Write out each line word for word. Drop pictures.

:: INPUT ::

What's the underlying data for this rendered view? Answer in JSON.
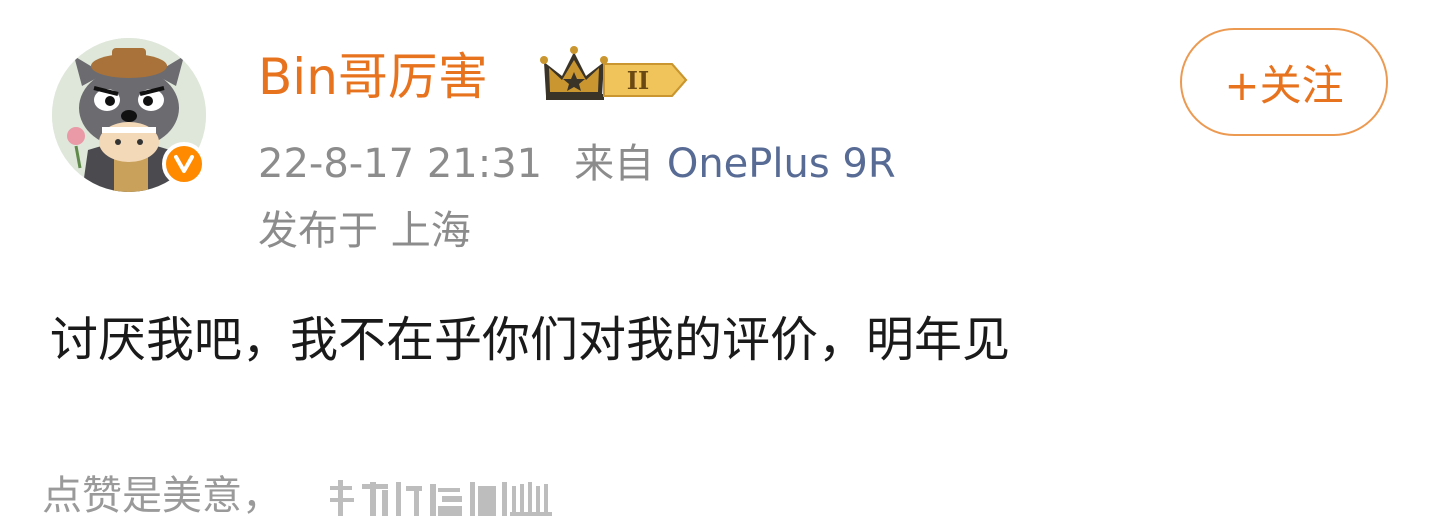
{
  "post": {
    "author": {
      "name": "Bin哥厉害",
      "level_badge_text": "II"
    },
    "follow_label": "+关注",
    "timestamp": "22-8-17 21:31",
    "source_prefix": "来自",
    "device": "OnePlus 9R",
    "location": "发布于 上海",
    "content": "讨厌我吧，我不在乎你们对我的评价，明年见"
  },
  "footer": {
    "note": "点赞是美意，"
  },
  "colors": {
    "username": "#e8731f",
    "follow_border": "#ec9a52",
    "device_link": "#576b95",
    "meta_gray": "#8c8c8c",
    "verified_badge": "#ff8a00"
  }
}
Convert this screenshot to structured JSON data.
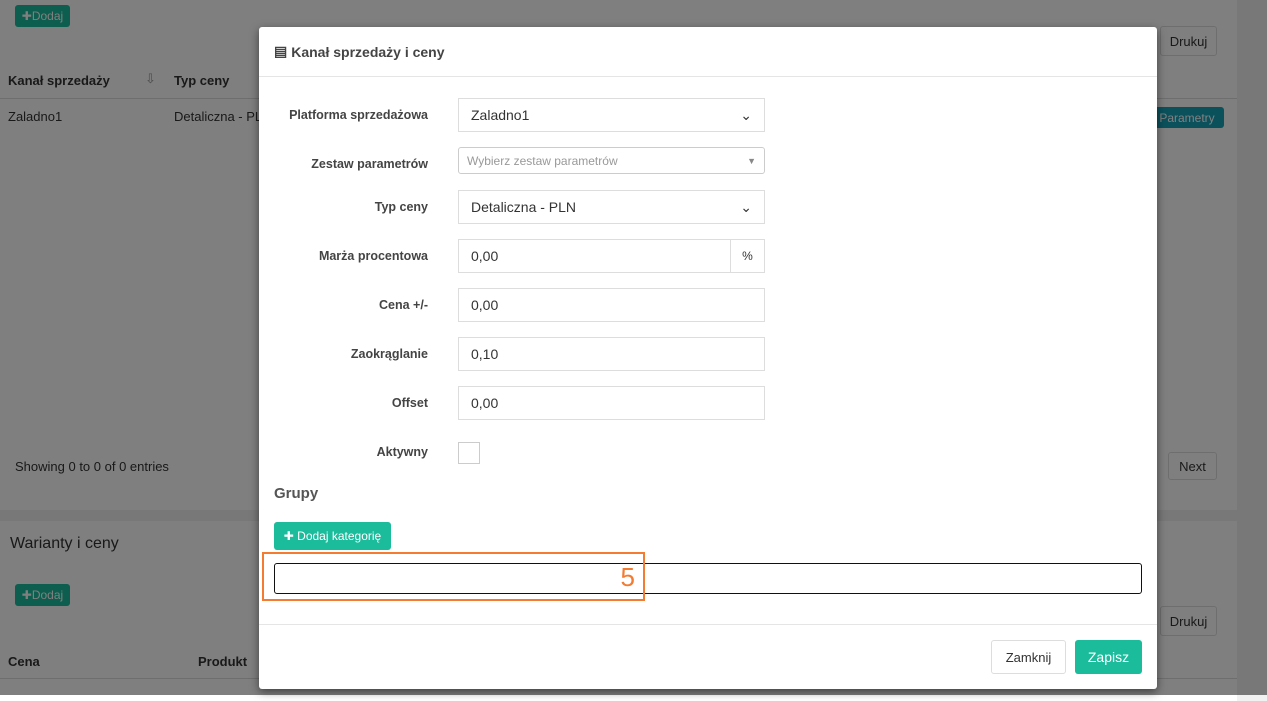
{
  "background": {
    "add_label": "Dodaj",
    "print_label": "Drukuj",
    "table1": {
      "headers": [
        "Kanał sprzedaży",
        "Typ ceny"
      ],
      "row": [
        "Zaladno1",
        "Detaliczna - PL"
      ],
      "params_label": "Parametry"
    },
    "showing": "Showing 0 to 0 of 0 entries",
    "next_label": "Next",
    "panel2_title": "Warianty i ceny",
    "add2_label": "Dodaj",
    "print2_label": "Drukuj",
    "table2": {
      "headers": [
        "Cena",
        "Produkt"
      ]
    }
  },
  "modal": {
    "title": "Kanał sprzedaży i ceny",
    "fields": [
      {
        "label": "Platforma sprzedażowa",
        "value": "Zaladno1"
      },
      {
        "label": "Zestaw parametrów",
        "placeholder": "Wybierz zestaw parametrów"
      },
      {
        "label": "Typ ceny",
        "value": "Detaliczna - PLN"
      },
      {
        "label": "Marża procentowa",
        "value": "0,00",
        "addon": "%"
      },
      {
        "label": "Cena +/-",
        "value": "0,00"
      },
      {
        "label": "Zaokrąglanie",
        "value": "0,10"
      },
      {
        "label": "Offset",
        "value": "0,00"
      },
      {
        "label": "Aktywny",
        "checked": false
      }
    ],
    "groups_title": "Grupy",
    "add_category_label": "Dodaj kategorię",
    "annotation": "5",
    "close_label": "Zamknij",
    "save_label": "Zapisz"
  },
  "colors": {
    "accent": "#1abc9c",
    "annotation": "#f47c30"
  }
}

:::

=== FINAL RESULT ===
What's the underlying data for this rendered view? Answer in JSON.
{
  "post": {
    "author": {
      "name": "Bin哥厉害",
      "level_badge_text": "II"
    },
    "follow_label": "+关注",
    "timestamp": "22-8-17 21:31",
    "source_prefix": "来自",
    "device": "OnePlus 9R",
    "location": "发布于 上海",
    "content": "讨厌我吧，我不在乎你们对我的评价，明年见"
  },
  "footer": {
    "note": "点赞是美意，"
  },
  "colors": {
    "username": "#e8731f",
    "follow_border": "#ec9a52",
    "device_link": "#576b95",
    "meta_gray": "#8c8c8c",
    "verified_badge": "#ff8a00"
  }
}
Convert this screenshot to structured JSON data.
{
  "background": {
    "add_label": "Dodaj",
    "print_label": "Drukuj",
    "table1": {
      "headers": [
        "Kanał sprzedaży",
        "Typ ceny"
      ],
      "row": [
        "Zaladno1",
        "Detaliczna - PL"
      ],
      "params_label": "Parametry"
    },
    "showing": "Showing 0 to 0 of 0 entries",
    "next_label": "Next",
    "panel2_title": "Warianty i ceny",
    "add2_label": "Dodaj",
    "print2_label": "Drukuj",
    "table2": {
      "headers": [
        "Cena",
        "Produkt"
      ]
    }
  },
  "modal": {
    "title": "Kanał sprzedaży i ceny",
    "fields": [
      {
        "label": "Platforma sprzedażowa",
        "value": "Zaladno1"
      },
      {
        "label": "Zestaw parametrów",
        "placeholder": "Wybierz zestaw parametrów"
      },
      {
        "label": "Typ ceny",
        "value": "Detaliczna - PLN"
      },
      {
        "label": "Marża procentowa",
        "value": "0,00",
        "addon": "%"
      },
      {
        "label": "Cena +/-",
        "value": "0,00"
      },
      {
        "label": "Zaokrąglanie",
        "value": "0,10"
      },
      {
        "label": "Offset",
        "value": "0,00"
      },
      {
        "label": "Aktywny",
        "checked": false
      }
    ],
    "groups_title": "Grupy",
    "add_category_label": "Dodaj kategorię",
    "annotation": "5",
    "close_label": "Zamknij",
    "save_label": "Zapisz"
  },
  "colors": {
    "accent": "#1abc9c",
    "annotation": "#f47c30"
  }
}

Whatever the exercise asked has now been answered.